[begin Supplied records]

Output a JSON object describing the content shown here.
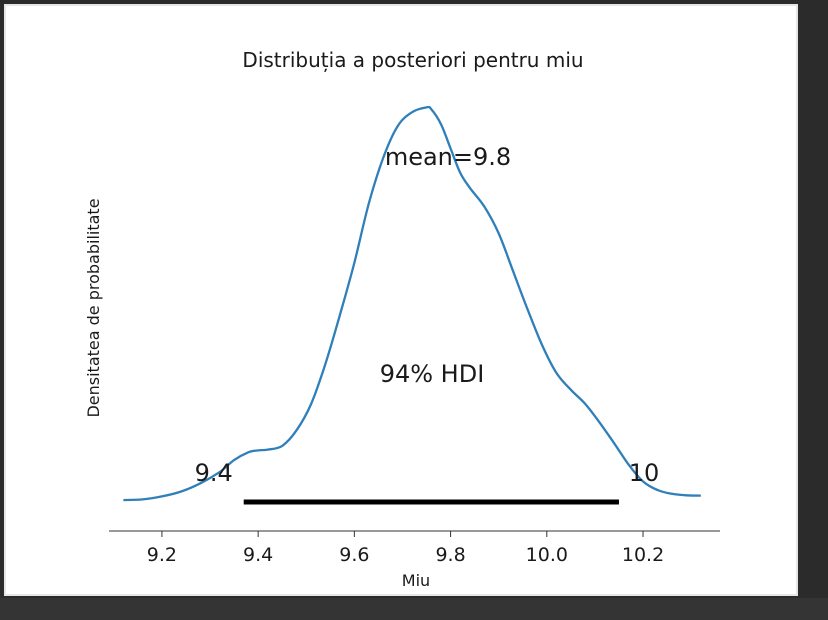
{
  "chart_data": {
    "type": "line",
    "title": "Distribuția a posteriori pentru miu",
    "xlabel": "Miu",
    "ylabel": "Densitatea de probabilitate",
    "xlim": [
      9.09,
      10.36
    ],
    "ylim": [
      0,
      1.08
    ],
    "x_ticks": [
      9.2,
      9.4,
      9.6,
      9.8,
      10.0,
      10.2
    ],
    "x_tick_labels": [
      "9.2",
      "9.4",
      "9.6",
      "9.8",
      "10.0",
      "10.2"
    ],
    "y_ticks_shown": false,
    "series": [
      {
        "color": "#2f7fba",
        "x": [
          9.12,
          9.16,
          9.2,
          9.24,
          9.28,
          9.32,
          9.35,
          9.38,
          9.4,
          9.42,
          9.45,
          9.48,
          9.51,
          9.54,
          9.57,
          9.6,
          9.63,
          9.66,
          9.69,
          9.72,
          9.75,
          9.76,
          9.78,
          9.8,
          9.82,
          9.84,
          9.87,
          9.9,
          9.93,
          9.96,
          9.99,
          10.02,
          10.05,
          10.08,
          10.11,
          10.14,
          10.17,
          10.2,
          10.23,
          10.26,
          10.29,
          10.32
        ],
        "values": [
          0.005,
          0.007,
          0.015,
          0.028,
          0.05,
          0.08,
          0.112,
          0.133,
          0.138,
          0.14,
          0.15,
          0.192,
          0.262,
          0.37,
          0.5,
          0.64,
          0.798,
          0.92,
          1.005,
          1.042,
          1.055,
          1.05,
          1.01,
          0.945,
          0.88,
          0.84,
          0.79,
          0.718,
          0.617,
          0.515,
          0.42,
          0.345,
          0.3,
          0.262,
          0.212,
          0.157,
          0.1,
          0.055,
          0.032,
          0.022,
          0.018,
          0.017
        ]
      }
    ],
    "mean_label": "mean=9.8",
    "hdi": {
      "label": "94% HDI",
      "low": 9.37,
      "high": 10.15,
      "low_label": "9.4",
      "high_label": "10",
      "color": "#000000"
    }
  }
}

[end Supplied records]

Problem statement: Drop the images and quote the entries word for word.

Response:
Output a JSON object describing the content shown here.
{
  "chart_data": {
    "type": "line",
    "title": "Distribuția a posteriori pentru miu",
    "xlabel": "Miu",
    "ylabel": "Densitatea de probabilitate",
    "xlim": [
      9.09,
      10.36
    ],
    "ylim": [
      0,
      1.08
    ],
    "x_ticks": [
      9.2,
      9.4,
      9.6,
      9.8,
      10.0,
      10.2
    ],
    "x_tick_labels": [
      "9.2",
      "9.4",
      "9.6",
      "9.8",
      "10.0",
      "10.2"
    ],
    "y_ticks_shown": false,
    "series": [
      {
        "color": "#2f7fba",
        "x": [
          9.12,
          9.16,
          9.2,
          9.24,
          9.28,
          9.32,
          9.35,
          9.38,
          9.4,
          9.42,
          9.45,
          9.48,
          9.51,
          9.54,
          9.57,
          9.6,
          9.63,
          9.66,
          9.69,
          9.72,
          9.75,
          9.76,
          9.78,
          9.8,
          9.82,
          9.84,
          9.87,
          9.9,
          9.93,
          9.96,
          9.99,
          10.02,
          10.05,
          10.08,
          10.11,
          10.14,
          10.17,
          10.2,
          10.23,
          10.26,
          10.29,
          10.32
        ],
        "values": [
          0.005,
          0.007,
          0.015,
          0.028,
          0.05,
          0.08,
          0.112,
          0.133,
          0.138,
          0.14,
          0.15,
          0.192,
          0.262,
          0.37,
          0.5,
          0.64,
          0.798,
          0.92,
          1.005,
          1.042,
          1.055,
          1.05,
          1.01,
          0.945,
          0.88,
          0.84,
          0.79,
          0.718,
          0.617,
          0.515,
          0.42,
          0.345,
          0.3,
          0.262,
          0.212,
          0.157,
          0.1,
          0.055,
          0.032,
          0.022,
          0.018,
          0.017
        ]
      }
    ],
    "mean_label": "mean=9.8",
    "hdi": {
      "label": "94% HDI",
      "low": 9.37,
      "high": 10.15,
      "low_label": "9.4",
      "high_label": "10",
      "color": "#000000"
    }
  }
}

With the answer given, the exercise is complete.